(Figure content listings)

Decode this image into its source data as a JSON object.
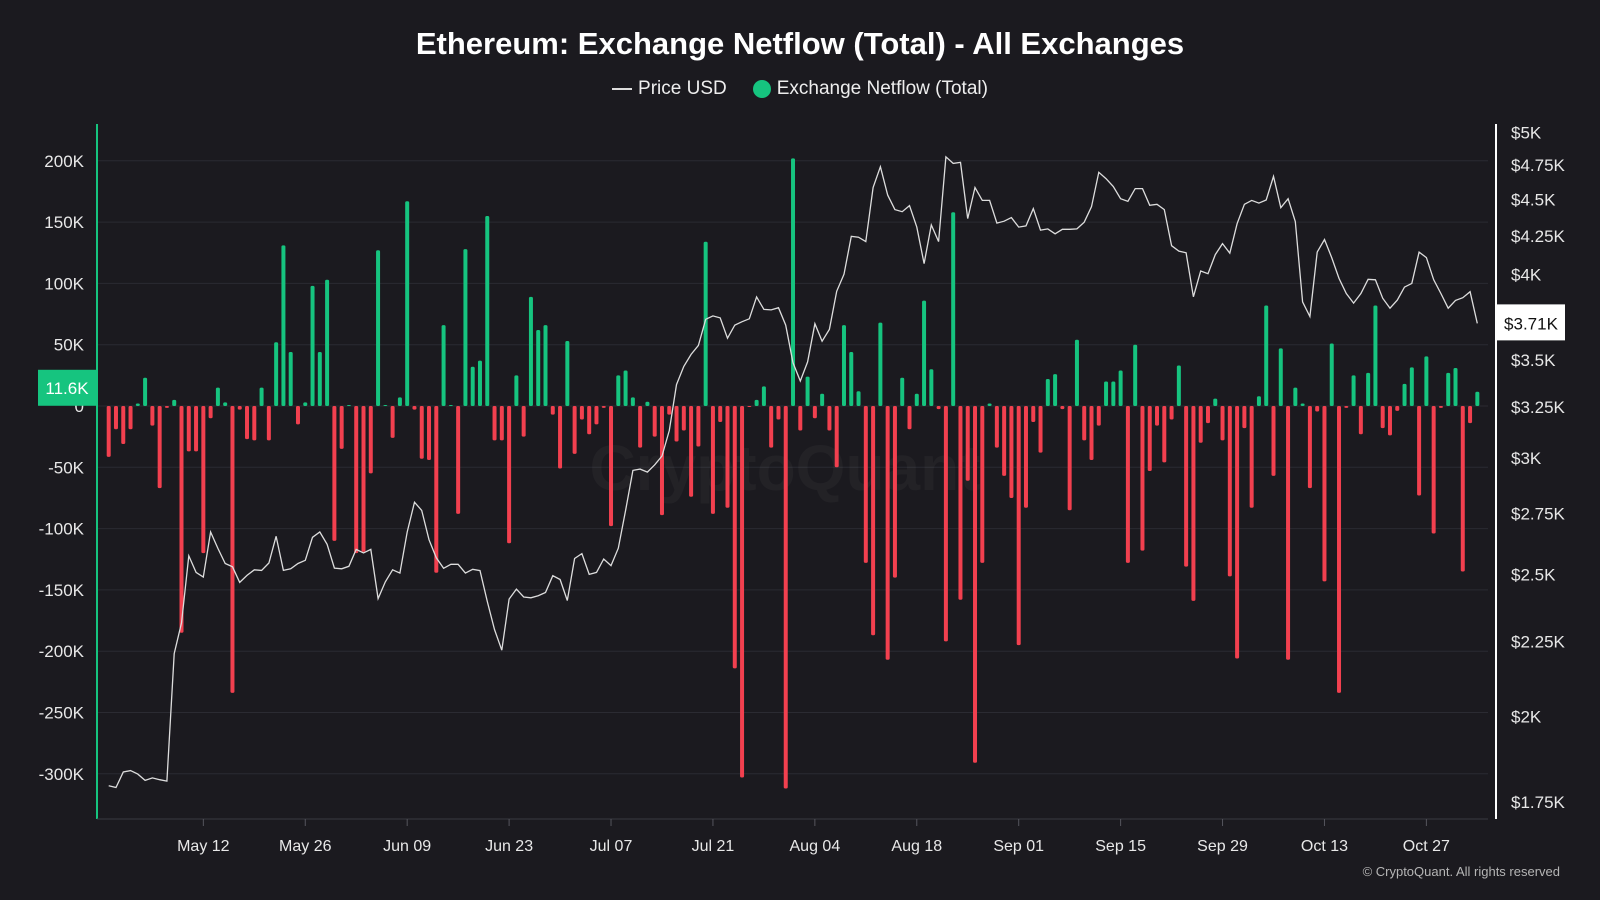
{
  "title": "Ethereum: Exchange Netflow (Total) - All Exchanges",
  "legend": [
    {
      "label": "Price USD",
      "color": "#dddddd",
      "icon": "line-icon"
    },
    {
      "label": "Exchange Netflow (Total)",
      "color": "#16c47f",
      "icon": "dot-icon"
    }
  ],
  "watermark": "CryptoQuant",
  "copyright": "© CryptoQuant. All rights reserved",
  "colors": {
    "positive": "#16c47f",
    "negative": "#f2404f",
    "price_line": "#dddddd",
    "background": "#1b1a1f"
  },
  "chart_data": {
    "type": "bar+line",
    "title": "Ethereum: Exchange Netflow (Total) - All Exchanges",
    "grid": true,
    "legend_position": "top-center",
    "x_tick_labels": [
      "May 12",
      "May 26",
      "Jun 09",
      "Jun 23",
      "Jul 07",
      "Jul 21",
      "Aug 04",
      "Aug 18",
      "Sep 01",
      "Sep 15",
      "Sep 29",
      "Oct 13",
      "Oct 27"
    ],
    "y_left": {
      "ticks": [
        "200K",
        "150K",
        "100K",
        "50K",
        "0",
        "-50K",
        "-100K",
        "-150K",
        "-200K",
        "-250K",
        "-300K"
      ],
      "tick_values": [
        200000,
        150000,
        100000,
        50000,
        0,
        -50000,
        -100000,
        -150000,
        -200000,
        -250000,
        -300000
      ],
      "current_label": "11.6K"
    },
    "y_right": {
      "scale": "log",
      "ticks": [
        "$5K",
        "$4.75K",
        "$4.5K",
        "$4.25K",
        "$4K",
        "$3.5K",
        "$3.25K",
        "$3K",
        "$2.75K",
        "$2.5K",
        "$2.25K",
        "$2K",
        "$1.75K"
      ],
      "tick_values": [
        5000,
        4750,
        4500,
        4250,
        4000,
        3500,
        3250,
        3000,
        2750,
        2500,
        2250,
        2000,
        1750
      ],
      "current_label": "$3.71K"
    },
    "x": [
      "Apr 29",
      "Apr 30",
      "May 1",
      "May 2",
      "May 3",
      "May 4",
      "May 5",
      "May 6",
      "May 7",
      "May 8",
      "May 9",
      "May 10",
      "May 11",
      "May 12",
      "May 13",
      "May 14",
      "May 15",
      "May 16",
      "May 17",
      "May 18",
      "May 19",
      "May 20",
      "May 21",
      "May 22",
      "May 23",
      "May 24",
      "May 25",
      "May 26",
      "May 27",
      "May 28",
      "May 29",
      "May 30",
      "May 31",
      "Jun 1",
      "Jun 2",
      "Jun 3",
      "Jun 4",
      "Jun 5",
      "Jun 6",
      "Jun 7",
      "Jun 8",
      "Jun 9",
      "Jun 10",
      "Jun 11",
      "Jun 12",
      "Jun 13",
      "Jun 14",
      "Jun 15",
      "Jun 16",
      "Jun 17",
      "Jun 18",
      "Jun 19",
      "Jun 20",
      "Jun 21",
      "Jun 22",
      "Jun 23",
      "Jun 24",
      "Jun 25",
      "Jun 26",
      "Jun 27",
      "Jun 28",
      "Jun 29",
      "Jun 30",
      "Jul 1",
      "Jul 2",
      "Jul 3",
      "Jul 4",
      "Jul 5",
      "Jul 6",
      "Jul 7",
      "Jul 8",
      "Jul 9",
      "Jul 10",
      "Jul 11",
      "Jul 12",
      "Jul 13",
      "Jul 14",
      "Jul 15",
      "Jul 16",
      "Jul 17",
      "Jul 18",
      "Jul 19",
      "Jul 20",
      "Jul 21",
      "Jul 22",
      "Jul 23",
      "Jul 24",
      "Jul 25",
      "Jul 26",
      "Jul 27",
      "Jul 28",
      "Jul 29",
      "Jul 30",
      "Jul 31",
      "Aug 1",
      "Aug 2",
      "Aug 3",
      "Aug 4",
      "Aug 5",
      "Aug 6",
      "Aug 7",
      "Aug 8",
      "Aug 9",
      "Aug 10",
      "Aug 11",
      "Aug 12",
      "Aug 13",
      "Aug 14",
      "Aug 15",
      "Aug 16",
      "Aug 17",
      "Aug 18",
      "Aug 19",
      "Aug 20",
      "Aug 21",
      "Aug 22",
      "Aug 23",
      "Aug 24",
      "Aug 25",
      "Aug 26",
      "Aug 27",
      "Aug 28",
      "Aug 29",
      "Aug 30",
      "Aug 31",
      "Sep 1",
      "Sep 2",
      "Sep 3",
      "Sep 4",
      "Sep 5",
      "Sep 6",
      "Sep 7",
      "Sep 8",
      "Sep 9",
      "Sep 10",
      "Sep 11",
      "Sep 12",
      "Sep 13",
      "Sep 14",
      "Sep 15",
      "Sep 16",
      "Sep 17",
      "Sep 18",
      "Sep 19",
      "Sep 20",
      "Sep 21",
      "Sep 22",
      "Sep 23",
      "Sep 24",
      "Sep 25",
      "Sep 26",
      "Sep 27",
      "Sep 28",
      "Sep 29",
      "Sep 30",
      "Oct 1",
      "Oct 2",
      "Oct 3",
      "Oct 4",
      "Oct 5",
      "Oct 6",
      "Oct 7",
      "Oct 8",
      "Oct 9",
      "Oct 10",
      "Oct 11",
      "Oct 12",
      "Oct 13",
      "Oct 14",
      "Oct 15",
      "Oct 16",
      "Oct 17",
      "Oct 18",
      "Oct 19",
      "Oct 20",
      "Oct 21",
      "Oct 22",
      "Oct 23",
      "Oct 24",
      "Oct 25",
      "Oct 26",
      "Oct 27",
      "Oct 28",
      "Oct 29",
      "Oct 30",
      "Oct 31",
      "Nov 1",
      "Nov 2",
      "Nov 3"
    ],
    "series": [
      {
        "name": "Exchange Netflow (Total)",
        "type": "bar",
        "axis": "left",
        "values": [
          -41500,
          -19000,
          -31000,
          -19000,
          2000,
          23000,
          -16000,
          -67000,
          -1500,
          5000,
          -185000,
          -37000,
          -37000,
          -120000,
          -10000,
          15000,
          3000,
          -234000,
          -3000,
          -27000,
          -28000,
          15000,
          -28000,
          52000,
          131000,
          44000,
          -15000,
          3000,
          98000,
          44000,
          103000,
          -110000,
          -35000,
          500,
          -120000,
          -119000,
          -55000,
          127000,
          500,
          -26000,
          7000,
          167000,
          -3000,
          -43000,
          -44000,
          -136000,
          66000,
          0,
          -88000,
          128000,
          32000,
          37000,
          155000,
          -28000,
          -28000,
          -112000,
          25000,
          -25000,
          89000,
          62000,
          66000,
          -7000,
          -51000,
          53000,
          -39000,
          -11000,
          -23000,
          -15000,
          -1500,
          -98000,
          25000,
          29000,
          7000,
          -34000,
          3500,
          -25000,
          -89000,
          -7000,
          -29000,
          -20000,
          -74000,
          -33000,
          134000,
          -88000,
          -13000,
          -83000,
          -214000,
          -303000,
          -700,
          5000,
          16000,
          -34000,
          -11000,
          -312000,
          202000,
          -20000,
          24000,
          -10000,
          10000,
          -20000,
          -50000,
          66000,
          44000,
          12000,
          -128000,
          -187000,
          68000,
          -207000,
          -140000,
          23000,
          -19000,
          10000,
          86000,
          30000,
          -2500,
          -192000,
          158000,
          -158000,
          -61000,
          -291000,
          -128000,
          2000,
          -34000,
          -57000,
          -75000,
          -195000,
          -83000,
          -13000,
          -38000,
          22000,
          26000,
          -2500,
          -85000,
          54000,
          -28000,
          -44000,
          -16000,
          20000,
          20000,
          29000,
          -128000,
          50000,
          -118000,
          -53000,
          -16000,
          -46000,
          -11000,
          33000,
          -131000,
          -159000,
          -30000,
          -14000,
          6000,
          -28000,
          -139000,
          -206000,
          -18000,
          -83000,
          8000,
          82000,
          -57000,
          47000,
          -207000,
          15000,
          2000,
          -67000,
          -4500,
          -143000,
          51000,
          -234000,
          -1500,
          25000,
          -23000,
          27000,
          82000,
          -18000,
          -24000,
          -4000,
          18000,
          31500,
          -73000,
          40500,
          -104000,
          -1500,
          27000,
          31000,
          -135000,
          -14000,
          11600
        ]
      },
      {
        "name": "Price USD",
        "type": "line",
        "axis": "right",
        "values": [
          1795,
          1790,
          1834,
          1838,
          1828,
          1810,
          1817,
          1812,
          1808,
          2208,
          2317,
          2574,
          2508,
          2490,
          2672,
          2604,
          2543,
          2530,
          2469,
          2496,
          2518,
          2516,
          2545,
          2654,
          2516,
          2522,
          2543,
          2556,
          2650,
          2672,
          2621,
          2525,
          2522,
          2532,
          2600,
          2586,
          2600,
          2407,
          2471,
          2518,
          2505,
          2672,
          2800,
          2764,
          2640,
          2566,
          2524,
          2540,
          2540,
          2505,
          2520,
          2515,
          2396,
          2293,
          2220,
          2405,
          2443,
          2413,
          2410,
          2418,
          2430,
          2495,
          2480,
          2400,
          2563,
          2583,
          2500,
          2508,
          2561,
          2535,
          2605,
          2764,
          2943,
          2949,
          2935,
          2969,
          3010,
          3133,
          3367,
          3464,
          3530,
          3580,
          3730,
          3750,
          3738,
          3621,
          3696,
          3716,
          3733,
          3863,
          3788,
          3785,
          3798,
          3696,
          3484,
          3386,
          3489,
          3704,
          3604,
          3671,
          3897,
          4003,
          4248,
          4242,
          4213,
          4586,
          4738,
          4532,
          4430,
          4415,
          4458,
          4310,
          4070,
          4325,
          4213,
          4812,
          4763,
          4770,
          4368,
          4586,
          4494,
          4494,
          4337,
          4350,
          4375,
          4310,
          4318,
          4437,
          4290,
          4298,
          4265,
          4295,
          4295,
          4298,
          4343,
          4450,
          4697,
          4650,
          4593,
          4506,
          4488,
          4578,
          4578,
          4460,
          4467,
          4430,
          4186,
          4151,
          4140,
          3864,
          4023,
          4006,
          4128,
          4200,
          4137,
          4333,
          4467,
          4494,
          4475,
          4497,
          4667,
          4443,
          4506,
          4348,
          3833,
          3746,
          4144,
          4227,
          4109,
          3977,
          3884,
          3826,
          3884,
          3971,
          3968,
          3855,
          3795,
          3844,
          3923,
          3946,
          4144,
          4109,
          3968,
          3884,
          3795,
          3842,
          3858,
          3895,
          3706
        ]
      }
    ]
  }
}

## Your goal
How many of the lines above include the string "Exchange"? Reply with the number by itself.

## Written answer
4